From the entries below, copy every line where the string "this" appears.

═══ Extracted entries

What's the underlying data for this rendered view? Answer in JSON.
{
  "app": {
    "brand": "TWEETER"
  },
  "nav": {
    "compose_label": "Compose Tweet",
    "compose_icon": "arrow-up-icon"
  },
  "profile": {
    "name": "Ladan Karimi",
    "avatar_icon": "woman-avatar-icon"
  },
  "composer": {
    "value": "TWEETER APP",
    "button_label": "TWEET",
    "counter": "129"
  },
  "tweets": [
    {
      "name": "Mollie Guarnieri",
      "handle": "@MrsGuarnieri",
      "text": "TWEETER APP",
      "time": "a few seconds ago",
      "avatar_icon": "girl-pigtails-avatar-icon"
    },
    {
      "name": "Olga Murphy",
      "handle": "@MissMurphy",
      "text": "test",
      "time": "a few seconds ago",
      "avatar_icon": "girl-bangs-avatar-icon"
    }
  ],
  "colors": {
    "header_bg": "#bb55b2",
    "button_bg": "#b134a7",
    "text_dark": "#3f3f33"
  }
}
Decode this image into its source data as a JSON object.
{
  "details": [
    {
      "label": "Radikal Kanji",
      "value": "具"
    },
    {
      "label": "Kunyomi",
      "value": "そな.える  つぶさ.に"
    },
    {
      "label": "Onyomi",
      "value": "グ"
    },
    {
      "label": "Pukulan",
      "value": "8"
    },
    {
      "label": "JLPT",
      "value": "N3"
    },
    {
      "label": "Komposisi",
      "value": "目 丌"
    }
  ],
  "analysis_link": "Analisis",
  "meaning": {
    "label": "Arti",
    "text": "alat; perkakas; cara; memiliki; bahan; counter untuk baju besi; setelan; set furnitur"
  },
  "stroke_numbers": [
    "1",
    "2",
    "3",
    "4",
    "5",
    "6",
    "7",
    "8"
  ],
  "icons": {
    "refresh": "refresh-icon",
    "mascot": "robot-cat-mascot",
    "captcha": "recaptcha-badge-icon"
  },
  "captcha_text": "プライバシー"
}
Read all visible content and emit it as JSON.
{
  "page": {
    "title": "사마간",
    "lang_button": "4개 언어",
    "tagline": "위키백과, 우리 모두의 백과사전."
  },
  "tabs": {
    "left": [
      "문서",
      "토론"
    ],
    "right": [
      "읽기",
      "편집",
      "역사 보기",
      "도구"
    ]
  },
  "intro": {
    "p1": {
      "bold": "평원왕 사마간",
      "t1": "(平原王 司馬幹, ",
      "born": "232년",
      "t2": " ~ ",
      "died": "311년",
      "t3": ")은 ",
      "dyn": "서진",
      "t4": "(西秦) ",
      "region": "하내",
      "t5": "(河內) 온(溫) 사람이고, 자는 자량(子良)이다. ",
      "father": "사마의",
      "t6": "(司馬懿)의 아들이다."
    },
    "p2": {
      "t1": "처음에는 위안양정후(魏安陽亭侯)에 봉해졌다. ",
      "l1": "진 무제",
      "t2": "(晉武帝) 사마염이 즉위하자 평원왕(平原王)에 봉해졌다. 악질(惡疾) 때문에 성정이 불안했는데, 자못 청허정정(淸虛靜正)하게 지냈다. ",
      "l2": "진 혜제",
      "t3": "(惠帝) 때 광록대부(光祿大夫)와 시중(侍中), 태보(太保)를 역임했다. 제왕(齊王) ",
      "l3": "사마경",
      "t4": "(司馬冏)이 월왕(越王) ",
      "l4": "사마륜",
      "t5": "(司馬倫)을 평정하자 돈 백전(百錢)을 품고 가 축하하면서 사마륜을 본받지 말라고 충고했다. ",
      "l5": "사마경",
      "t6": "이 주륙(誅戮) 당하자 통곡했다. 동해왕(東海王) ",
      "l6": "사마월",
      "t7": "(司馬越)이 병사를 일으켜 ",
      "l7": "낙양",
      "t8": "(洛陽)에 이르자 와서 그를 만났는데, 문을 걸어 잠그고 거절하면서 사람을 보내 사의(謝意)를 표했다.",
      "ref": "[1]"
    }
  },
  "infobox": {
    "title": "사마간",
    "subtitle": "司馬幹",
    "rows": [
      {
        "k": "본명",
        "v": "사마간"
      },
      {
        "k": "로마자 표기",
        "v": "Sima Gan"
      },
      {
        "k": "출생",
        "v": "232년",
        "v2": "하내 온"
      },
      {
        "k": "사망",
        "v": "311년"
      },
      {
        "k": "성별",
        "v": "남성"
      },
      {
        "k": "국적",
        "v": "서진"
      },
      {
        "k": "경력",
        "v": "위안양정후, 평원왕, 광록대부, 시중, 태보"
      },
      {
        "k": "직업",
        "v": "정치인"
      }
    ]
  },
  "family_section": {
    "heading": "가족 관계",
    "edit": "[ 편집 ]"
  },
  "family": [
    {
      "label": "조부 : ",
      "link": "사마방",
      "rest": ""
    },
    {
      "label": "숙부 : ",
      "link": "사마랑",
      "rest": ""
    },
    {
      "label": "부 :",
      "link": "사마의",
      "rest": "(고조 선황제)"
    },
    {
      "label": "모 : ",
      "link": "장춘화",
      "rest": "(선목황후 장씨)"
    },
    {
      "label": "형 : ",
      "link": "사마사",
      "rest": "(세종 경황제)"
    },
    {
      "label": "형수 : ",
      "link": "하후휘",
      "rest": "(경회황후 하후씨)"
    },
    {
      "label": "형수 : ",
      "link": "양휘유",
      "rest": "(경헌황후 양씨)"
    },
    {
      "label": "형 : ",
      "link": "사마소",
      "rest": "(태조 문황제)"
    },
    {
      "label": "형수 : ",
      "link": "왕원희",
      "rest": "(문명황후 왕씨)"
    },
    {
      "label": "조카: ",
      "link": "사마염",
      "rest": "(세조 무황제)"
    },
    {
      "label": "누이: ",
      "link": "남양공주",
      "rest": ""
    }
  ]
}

══════

> **Right answer**:
What's the underlying data for this rendered view? Answer in JSON.
Decode this image into its source data as a JSON object.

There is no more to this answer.